- [TO DO]:
Pull out every line below holding the word "ценности".

────────────────

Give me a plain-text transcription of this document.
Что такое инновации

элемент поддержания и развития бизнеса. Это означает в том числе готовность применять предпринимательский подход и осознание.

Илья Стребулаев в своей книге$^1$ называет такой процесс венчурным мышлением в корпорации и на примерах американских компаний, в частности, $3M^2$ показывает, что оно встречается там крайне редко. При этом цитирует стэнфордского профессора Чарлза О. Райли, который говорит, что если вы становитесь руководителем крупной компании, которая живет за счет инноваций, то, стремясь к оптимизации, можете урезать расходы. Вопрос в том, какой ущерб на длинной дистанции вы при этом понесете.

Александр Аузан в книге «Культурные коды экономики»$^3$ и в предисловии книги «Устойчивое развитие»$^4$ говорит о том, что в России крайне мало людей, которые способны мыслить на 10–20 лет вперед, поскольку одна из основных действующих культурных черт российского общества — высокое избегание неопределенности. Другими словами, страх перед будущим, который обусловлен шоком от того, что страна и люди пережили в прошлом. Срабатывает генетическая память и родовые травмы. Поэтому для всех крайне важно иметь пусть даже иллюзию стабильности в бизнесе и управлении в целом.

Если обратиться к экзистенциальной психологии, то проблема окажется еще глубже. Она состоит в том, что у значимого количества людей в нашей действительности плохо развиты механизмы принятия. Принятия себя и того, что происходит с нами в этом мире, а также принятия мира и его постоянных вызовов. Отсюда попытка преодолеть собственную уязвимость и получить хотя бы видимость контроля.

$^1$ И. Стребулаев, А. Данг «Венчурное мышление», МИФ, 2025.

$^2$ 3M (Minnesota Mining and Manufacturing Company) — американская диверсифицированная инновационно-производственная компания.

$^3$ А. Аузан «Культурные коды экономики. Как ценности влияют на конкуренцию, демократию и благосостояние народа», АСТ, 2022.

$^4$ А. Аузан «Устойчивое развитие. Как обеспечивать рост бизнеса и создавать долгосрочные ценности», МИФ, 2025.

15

────────────────

- [COMPLETE OUTPUT]:
$^3$ А. Аузан «Культурные коды экономики. Как ценности влияют на конкуренцию, демократию и благосостояние народа», АСТ, 2022.
$^4$ А. Аузан «Устойчивое развитие. Как обеспечивать рост бизнеса и создавать долгосрочные ценности», МИФ, 2025.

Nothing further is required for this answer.